**Goal**
Copy each line in which the string "text" occurs.

+++++

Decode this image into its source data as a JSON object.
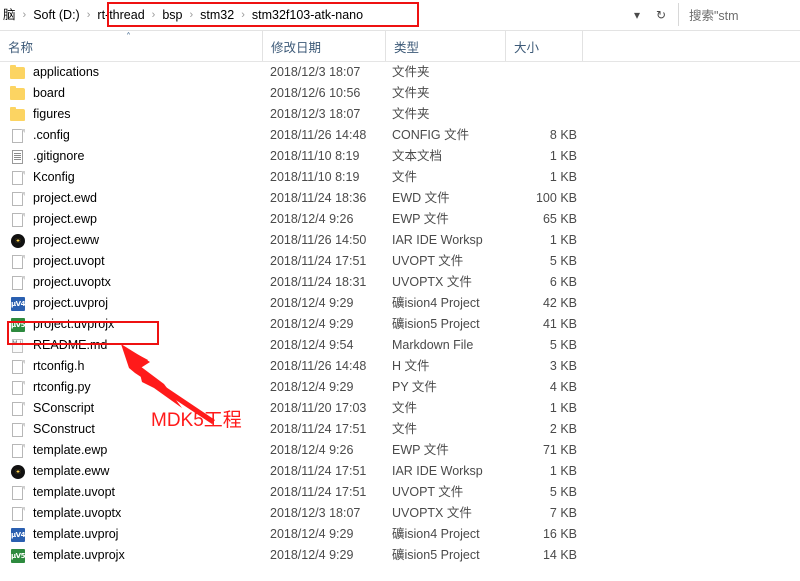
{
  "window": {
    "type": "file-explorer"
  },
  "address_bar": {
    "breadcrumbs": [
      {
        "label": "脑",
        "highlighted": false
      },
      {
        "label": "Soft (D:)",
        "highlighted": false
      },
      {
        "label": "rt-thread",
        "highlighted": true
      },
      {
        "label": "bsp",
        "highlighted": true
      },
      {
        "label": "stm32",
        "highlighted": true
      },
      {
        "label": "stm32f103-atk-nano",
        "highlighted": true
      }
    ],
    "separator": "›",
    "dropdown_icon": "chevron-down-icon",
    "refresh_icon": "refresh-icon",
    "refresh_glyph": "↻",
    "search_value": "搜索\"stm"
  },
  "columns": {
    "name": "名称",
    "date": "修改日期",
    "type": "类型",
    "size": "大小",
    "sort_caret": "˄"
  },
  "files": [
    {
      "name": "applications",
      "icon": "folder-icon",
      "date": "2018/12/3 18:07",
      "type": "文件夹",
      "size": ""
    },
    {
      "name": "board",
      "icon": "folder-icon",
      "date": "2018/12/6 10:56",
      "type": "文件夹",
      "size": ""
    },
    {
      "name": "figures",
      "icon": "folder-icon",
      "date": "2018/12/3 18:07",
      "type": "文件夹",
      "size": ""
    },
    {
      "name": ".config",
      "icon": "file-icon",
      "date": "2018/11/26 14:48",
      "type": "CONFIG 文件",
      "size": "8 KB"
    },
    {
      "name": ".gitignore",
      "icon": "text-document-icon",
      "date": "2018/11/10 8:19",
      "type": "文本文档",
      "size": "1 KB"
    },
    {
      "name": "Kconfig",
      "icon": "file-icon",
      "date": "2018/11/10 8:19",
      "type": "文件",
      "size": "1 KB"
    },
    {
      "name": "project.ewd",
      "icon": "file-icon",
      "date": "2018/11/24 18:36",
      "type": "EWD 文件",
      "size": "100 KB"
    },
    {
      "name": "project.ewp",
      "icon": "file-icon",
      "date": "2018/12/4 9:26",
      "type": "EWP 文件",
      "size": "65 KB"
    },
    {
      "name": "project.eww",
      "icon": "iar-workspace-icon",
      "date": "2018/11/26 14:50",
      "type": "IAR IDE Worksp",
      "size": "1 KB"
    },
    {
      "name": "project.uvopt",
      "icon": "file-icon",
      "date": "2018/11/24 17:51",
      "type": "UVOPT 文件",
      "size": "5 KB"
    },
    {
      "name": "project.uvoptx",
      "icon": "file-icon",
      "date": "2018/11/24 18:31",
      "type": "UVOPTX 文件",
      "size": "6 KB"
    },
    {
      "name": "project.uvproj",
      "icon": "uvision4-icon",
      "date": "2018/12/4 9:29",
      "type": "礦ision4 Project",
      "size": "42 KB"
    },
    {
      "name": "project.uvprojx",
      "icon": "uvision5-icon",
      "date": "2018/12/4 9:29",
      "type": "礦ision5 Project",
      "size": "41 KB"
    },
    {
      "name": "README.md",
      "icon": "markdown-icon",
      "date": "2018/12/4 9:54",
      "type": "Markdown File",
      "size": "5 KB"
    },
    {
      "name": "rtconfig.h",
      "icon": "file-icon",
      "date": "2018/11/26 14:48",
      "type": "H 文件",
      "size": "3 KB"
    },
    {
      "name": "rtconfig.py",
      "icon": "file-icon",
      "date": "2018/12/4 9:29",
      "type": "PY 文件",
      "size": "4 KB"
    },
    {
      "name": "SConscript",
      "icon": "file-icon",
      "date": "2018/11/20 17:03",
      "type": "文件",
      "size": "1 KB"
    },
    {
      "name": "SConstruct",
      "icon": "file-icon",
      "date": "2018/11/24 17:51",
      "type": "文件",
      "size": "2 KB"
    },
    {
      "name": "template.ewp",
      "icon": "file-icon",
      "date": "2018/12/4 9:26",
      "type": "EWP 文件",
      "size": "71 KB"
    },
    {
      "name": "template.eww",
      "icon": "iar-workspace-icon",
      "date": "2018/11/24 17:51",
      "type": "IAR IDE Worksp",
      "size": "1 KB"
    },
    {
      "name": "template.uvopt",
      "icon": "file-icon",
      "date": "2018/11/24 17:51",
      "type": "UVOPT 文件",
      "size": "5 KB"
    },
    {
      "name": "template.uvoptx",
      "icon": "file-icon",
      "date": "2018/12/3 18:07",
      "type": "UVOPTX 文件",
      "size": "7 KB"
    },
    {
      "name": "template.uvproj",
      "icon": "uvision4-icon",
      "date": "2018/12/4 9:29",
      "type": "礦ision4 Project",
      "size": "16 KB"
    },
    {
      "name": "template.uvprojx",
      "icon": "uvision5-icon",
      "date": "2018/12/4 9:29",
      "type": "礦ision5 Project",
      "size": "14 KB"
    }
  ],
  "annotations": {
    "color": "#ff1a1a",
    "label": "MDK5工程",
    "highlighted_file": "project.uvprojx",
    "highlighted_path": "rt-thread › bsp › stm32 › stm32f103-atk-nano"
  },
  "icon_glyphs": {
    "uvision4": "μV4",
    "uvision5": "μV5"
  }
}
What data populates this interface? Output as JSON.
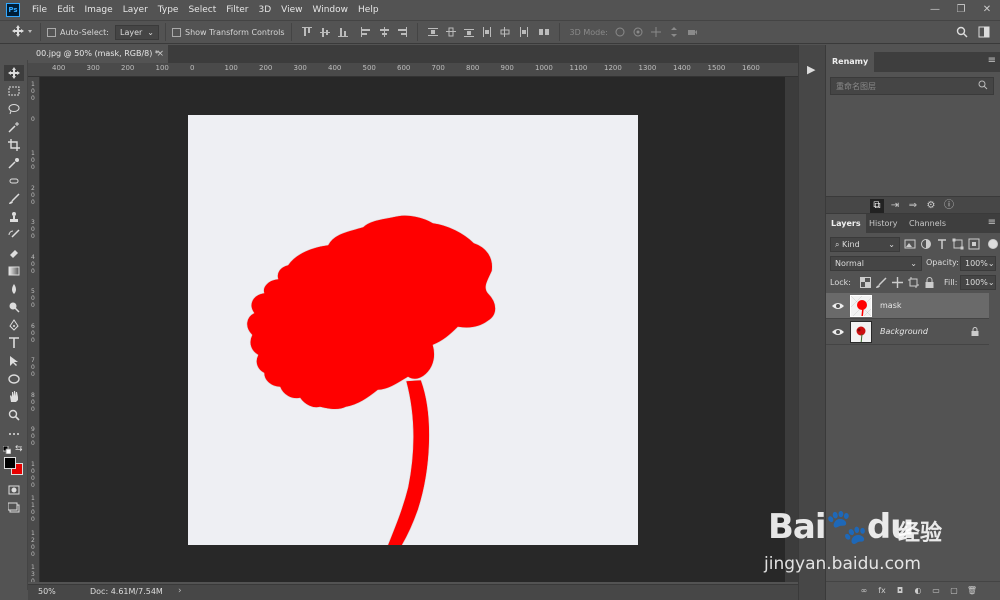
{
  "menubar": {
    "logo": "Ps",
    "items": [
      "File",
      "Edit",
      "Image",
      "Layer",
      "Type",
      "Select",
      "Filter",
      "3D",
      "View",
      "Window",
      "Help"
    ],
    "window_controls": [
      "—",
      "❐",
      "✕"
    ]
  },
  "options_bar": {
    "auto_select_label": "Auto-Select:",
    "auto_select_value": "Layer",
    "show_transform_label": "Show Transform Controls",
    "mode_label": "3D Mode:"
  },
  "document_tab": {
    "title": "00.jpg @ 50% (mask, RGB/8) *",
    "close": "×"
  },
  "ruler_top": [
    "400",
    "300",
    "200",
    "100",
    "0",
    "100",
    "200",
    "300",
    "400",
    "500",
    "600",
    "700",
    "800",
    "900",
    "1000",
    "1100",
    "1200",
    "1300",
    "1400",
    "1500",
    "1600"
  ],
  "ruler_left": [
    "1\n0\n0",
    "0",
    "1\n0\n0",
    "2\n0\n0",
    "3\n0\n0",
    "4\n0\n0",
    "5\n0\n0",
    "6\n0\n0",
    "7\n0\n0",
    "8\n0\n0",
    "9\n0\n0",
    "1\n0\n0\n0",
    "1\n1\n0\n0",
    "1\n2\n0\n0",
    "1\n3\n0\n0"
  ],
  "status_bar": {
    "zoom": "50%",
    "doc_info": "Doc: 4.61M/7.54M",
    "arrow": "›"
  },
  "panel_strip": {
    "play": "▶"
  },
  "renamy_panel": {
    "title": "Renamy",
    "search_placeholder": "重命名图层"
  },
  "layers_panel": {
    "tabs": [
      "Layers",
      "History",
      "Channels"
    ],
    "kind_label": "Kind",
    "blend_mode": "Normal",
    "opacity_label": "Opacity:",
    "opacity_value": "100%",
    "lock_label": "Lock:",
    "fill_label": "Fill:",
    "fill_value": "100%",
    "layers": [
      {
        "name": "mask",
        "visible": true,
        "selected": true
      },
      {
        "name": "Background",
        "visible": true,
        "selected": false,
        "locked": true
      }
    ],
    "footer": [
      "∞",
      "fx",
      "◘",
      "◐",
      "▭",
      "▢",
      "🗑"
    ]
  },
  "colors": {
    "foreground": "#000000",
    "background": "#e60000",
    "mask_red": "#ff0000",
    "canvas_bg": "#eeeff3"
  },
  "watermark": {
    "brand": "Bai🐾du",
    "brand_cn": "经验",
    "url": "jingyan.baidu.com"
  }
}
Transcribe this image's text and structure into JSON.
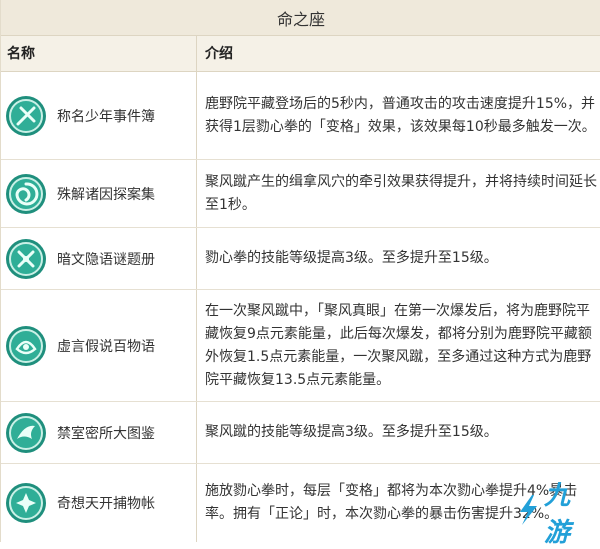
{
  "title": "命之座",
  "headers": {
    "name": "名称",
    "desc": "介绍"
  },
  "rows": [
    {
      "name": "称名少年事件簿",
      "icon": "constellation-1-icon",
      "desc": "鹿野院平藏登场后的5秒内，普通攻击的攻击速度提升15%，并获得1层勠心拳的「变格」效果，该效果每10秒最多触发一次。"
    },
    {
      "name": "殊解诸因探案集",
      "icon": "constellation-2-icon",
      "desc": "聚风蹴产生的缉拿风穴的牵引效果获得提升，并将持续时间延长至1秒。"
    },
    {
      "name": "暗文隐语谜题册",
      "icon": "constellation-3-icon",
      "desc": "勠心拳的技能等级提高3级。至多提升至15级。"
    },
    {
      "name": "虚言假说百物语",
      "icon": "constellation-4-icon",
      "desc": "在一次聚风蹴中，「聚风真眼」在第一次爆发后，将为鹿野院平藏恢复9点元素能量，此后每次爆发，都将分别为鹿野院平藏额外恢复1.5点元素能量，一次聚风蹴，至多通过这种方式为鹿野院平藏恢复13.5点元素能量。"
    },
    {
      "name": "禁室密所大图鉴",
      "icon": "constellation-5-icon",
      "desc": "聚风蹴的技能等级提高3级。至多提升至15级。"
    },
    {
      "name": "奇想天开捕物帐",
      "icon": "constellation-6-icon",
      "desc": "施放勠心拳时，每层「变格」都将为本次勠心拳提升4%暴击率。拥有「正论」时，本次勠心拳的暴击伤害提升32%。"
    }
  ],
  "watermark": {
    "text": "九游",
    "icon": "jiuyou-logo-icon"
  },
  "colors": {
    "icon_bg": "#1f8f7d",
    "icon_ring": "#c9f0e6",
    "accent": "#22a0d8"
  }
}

+++++

**Response to the task**
      "icon": "text-document-icon",
Transcribe this image's text and structure into JSON.
    "text": "九游",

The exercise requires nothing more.